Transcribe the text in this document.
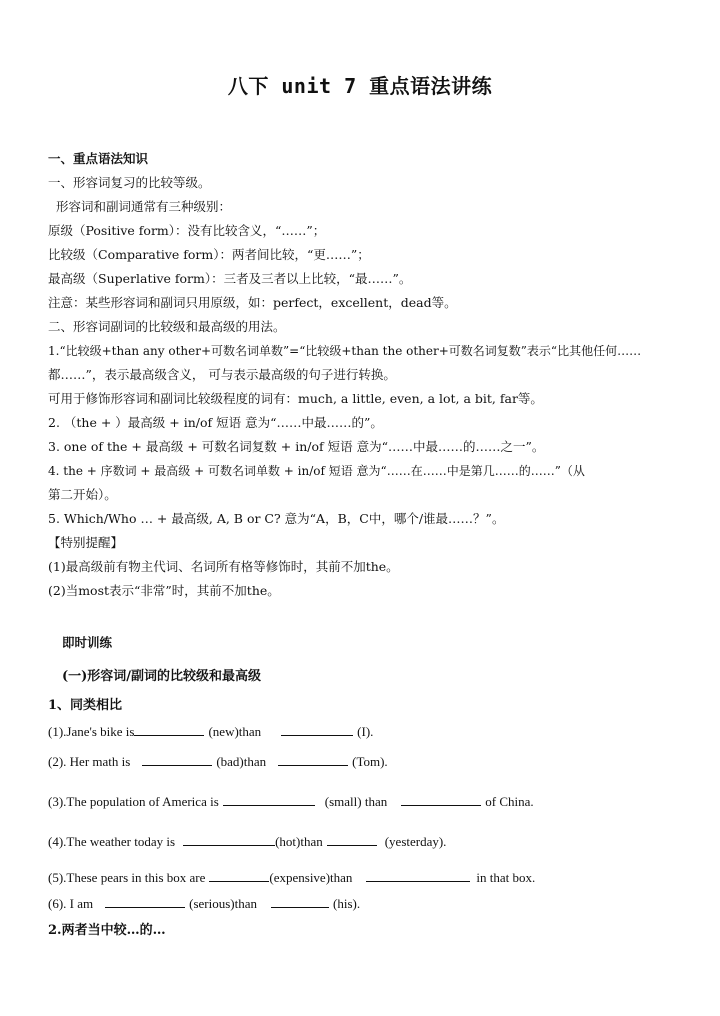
八下 unit 7 重点语法讲练
一、重点语法知识
一、形容词复习的比较等级。
形容词和副词通常有三种级别：
原级（Positive form）：没有比较含义，“……”；
比较级（Comparative form）：两者间比较，“更……”；
最高级（Superlative form）：三者及三者以上比较，“最……”。
注意：某些形容词和副词只用原级，如：perfect，excellent，dead等。
二、形容词副词的比较级和最高级的用法。
1.“比较级+than any other+可数名词单数”=“比较级+than the other+可数名词复数”表示“比其他任何……
都……”，表示最高级含义， 可与表示最高级的句子进行转换。
可用于修饰形容词和副词比较级程度的词有：much, a little, even, a lot, a bit, far等。
2. （the + ）最高级 + in/of 短语 意为“……中最……的”。
3. one of the + 最高级 + 可数名词复数 + in/of 短语 意为“……中最……的……之一”。
4. the + 序数词 + 最高级 + 可数名词单数 + in/of 短语 意为“……在……中是第几……的……”（从
第二开始）。
5. Which/Who … + 最高级, A, B or C? 意为“A，B，C中，哪个/谁最……？”。
【特别提醒】
(1)最高级前有物主代词、名词所有格等修饰时，其前不加the。
(2)当most表示“非常”时，其前不加the。
即时训练
(一)形容词/副词的比较级和最高级
1、同类相比
(1).Jane's bike is	(new)than	(I).
(2). Her math is	(bad)than	(Tom).
(3).The population of America is	(small) than	of China.
(4).The weather today is	(hot)than	(yesterday).
(5).These pears in this box are	(expensive)than	in that box.
(6). I am	(serious)than	(his).
2.两者当中较…的…
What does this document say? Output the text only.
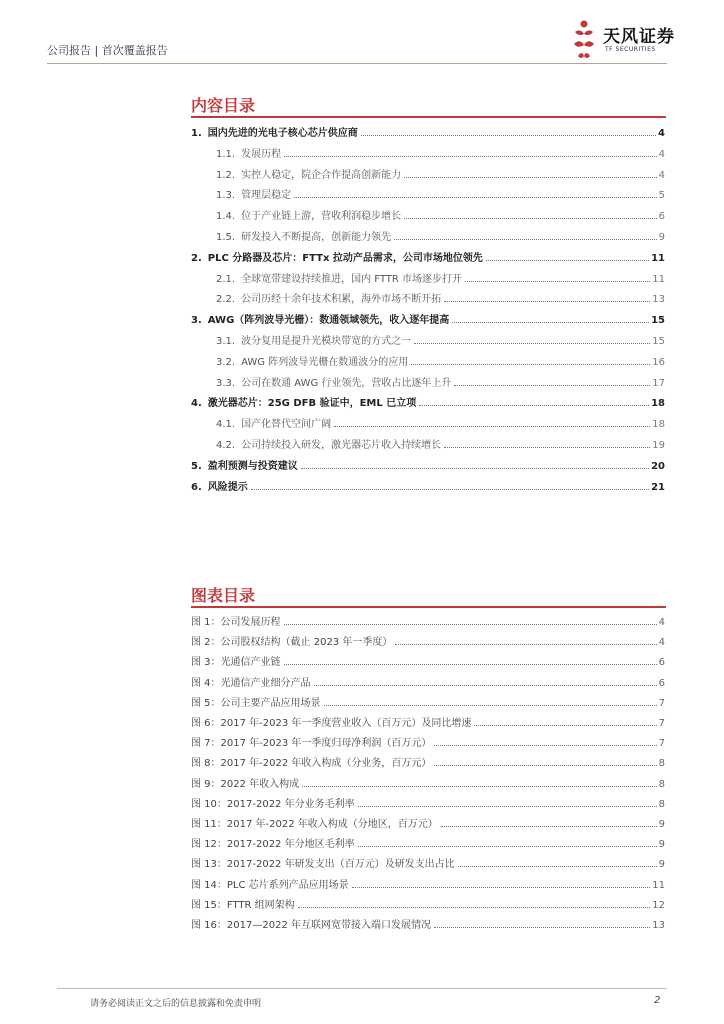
公司报告 | 首次覆盖报告
天风证券
TF SECURITIES
内容目录
1. 国内先进的光电子核心芯片供应商	4
1.1. 发展历程	4
1.2. 实控人稳定，院企合作提高创新能力	4
1.3. 管理层稳定	5
1.4. 位于产业链上游，营收利润稳步增长	6
1.5. 研发投入不断提高，创新能力领先	9
2. PLC 分路器及芯片：FTTx 拉动产品需求，公司市场地位领先	11
2.1. 全球宽带建设持续推进，国内 FTTR 市场逐步打开	11
2.2. 公司历经十余年技术积累，海外市场不断开拓	13
3. AWG（阵列波导光栅）：数通领域领先，收入逐年提高	15
3.1. 波分复用是提升光模块带宽的方式之一	15
3.2. AWG 阵列波导光栅在数通波分的应用	16
3.3. 公司在数通 AWG 行业领先，营收占比逐年上升	17
4. 激光器芯片：25G DFB 验证中，EML 已立项	18
4.1. 国产化替代空间广阔	18
4.2. 公司持续投入研发，激光器芯片收入持续增长	19
5. 盈利预测与投资建议	20
6. 风险提示	21
图表目录
图 1： 公司发展历程	4
图 2： 公司股权结构（截止 2023 年一季度）	4
图 3： 光通信产业链	6
图 4： 光通信产业细分产品	6
图 5： 公司主要产品应用场景	7
图 6： 2017 年-2023 年一季度营业收入（百万元）及同比增速	7
图 7： 2017 年-2023 年一季度归母净利润（百万元）	7
图 8： 2017 年-2022 年收入构成（分业务，百万元）	8
图 9： 2022 年收入构成	8
图 10： 2017-2022 年分业务毛利率	8
图 11： 2017 年-2022 年收入构成（分地区，百万元）	9
图 12： 2017-2022 年分地区毛利率	9
图 13： 2017-2022 年研发支出（百万元）及研发支出占比	9
图 14： PLC 芯片系列产品应用场景	11
图 15： FTTR 组网架构	12
图 16： 2017—2022 年互联网宽带接入端口发展情况	13
请务必阅读正文之后的信息披露和免责申明	2
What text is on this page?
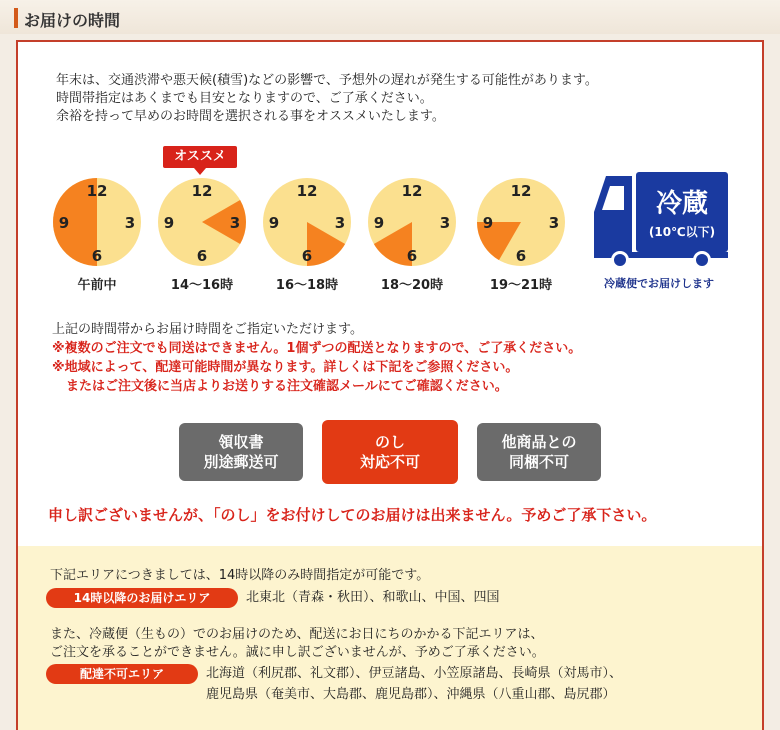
お届けの時間
年末は、交通渋滞や悪天候(積雪)などの影響で、予想外の遅れが発生する可能性があります。
時間帯指定はあくまでも目安となりますので、ご了承ください。
余裕を持って早めのお時間を選択される事をオススメいたします。
オススメ
12
3
6
9
12
3
6
9
12
3
6
9
12
3
6
9
12
3
6
9
午前中	14〜16時	16〜18時	18〜20時	19〜21時
冷蔵
(10℃以下)
冷蔵便でお届けします
上記の時間帯からお届け時間をご指定いただけます。
※複数のご注文でも同送はできません。1個ずつの配送となりますので、ご了承ください。
※地域によって、配達可能時間が異なります。詳しくは下記をご参照ください。
またはご注文後に当店よりお送りする注文確認メールにてご確認ください。
領収書
別途郵送可
のし
対応不可
他商品との
同梱不可
申し訳ございませんが、「のし」をお付けしてのお届けは出来ません。予めご了承下さい。
下記エリアにつきましては、14時以降のみ時間指定が可能です。
14時以降のお届けエリア	北東北（青森・秋田）、和歌山、中国、四国
また、冷蔵便（生もの）でのお届けのため、配送にお日にちのかかる下記エリアは、
ご注文を承ることができません。誠に申し訳ございませんが、予めご了承ください。
配達不可エリア	北海道（利尻郡、礼文郡）、伊豆諸島、小笠原諸島、長崎県（対馬市）、
鹿児島県（奄美市、大島郡、鹿児島郡）、沖縄県（八重山郡、島尻郡）
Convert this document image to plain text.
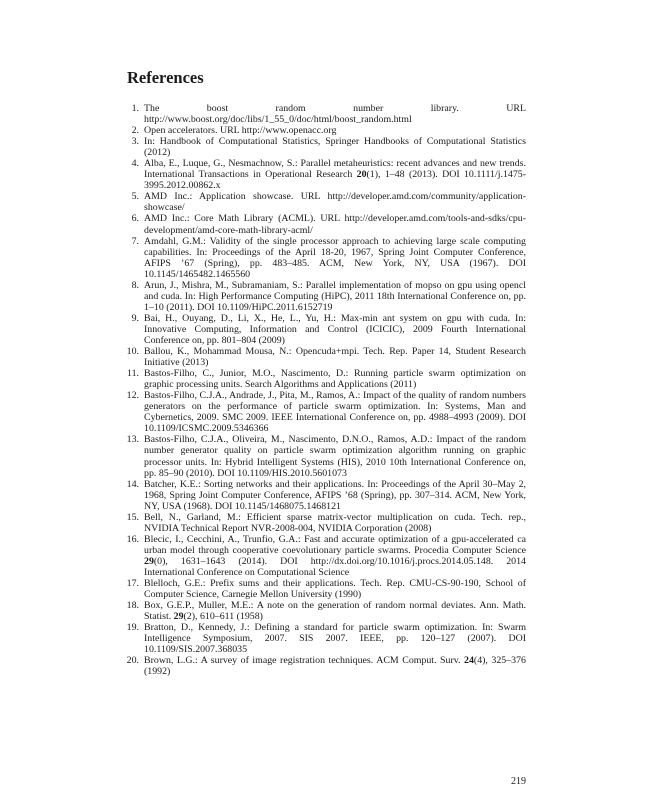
References
1. The boost random number library. URL http://www.boost.org/doc/libs/1_55_0/doc/html/boost_random.html
2. Open accelerators. URL http://www.openacc.org
3. In: Handbook of Computational Statistics, Springer Handbooks of Computational Statistics (2012)
4. Alba, E., Luque, G., Nesmachnow, S.: Parallel metaheuristics: recent advances and new trends. International Transactions in Operational Research 20(1), 1–48 (2013). DOI 10.1111/j.1475-3995.2012.00862.x
5. AMD Inc.: Application showcase. URL http://developer.amd.com/community/application-showcase/
6. AMD Inc.: Core Math Library (ACML). URL http://developer.amd.com/tools-and-sdks/cpu-development/amd-core-math-library-acml/
7. Amdahl, G.M.: Validity of the single processor approach to achieving large scale computing capabilities. In: Proceedings of the April 18-20, 1967, Spring Joint Computer Conference, AFIPS ’67 (Spring), pp. 483–485. ACM, New York, NY, USA (1967). DOI 10.1145/1465482.1465560
8. Arun, J., Mishra, M., Subramaniam, S.: Parallel implementation of mopso on gpu using opencl and cuda. In: High Performance Computing (HiPC), 2011 18th International Conference on, pp. 1–10 (2011). DOI 10.1109/HiPC.2011.6152719
9. Bai, H., Ouyang, D., Li, X., He, L., Yu, H.: Max-min ant system on gpu with cuda. In: Innovative Computing, Information and Control (ICICIC), 2009 Fourth International Conference on, pp. 801–804 (2009)
10. Ballou, K., Mohammad Mousa, N.: Opencuda+mpi. Tech. Rep. Paper 14, Student Research Initiative (2013)
11. Bastos-Filho, C., Junior, M.O., Nascimento, D.: Running particle swarm optimization on graphic processing units. Search Algorithms and Applications (2011)
12. Bastos-Filho, C.J.A., Andrade, J., Pita, M., Ramos, A.: Impact of the quality of random numbers generators on the performance of particle swarm optimization. In: Systems, Man and Cybernetics, 2009. SMC 2009. IEEE International Conference on, pp. 4988–4993 (2009). DOI 10.1109/ICSMC.2009.5346366
13. Bastos-Filho, C.J.A., Oliveira, M., Nascimento, D.N.O., Ramos, A.D.: Impact of the random number generator quality on particle swarm optimization algorithm running on graphic processor units. In: Hybrid Intelligent Systems (HIS), 2010 10th International Conference on, pp. 85–90 (2010). DOI 10.1109/HIS.2010.5601073
14. Batcher, K.E.: Sorting networks and their applications. In: Proceedings of the April 30–May 2, 1968, Spring Joint Computer Conference, AFIPS ’68 (Spring), pp. 307–314. ACM, New York, NY, USA (1968). DOI 10.1145/1468075.1468121
15. Bell, N., Garland, M.: Efficient sparse matrix-vector multiplication on cuda. Tech. rep., NVIDIA Technical Report NVR-2008-004, NVIDIA Corporation (2008)
16. Blecic, I., Cecchini, A., Trunfio, G.A.: Fast and accurate optimization of a gpu-accelerated ca urban model through cooperative coevolutionary particle swarms. Procedia Computer Science 29(0), 1631–1643 (2014). DOI http://dx.doi.org/10.1016/j.procs.2014.05.148. 2014 International Conference on Computational Science
17. Blelloch, G.E.: Prefix sums and their applications. Tech. Rep. CMU-CS-90-190, School of Computer Science, Carnegie Mellon University (1990)
18. Box, G.E.P., Muller, M.E.: A note on the generation of random normal deviates. Ann. Math. Statist. 29(2), 610–611 (1958)
19. Bratton, D., Kennedy, J.: Defining a standard for particle swarm optimization. In: Swarm Intelligence Symposium, 2007. SIS 2007. IEEE, pp. 120–127 (2007). DOI 10.1109/SIS.2007.368035
20. Brown, L.G.: A survey of image registration techniques. ACM Comput. Surv. 24(4), 325–376 (1992)
219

########

The required output is the number of lines containing the word "What", and nothing besides.

2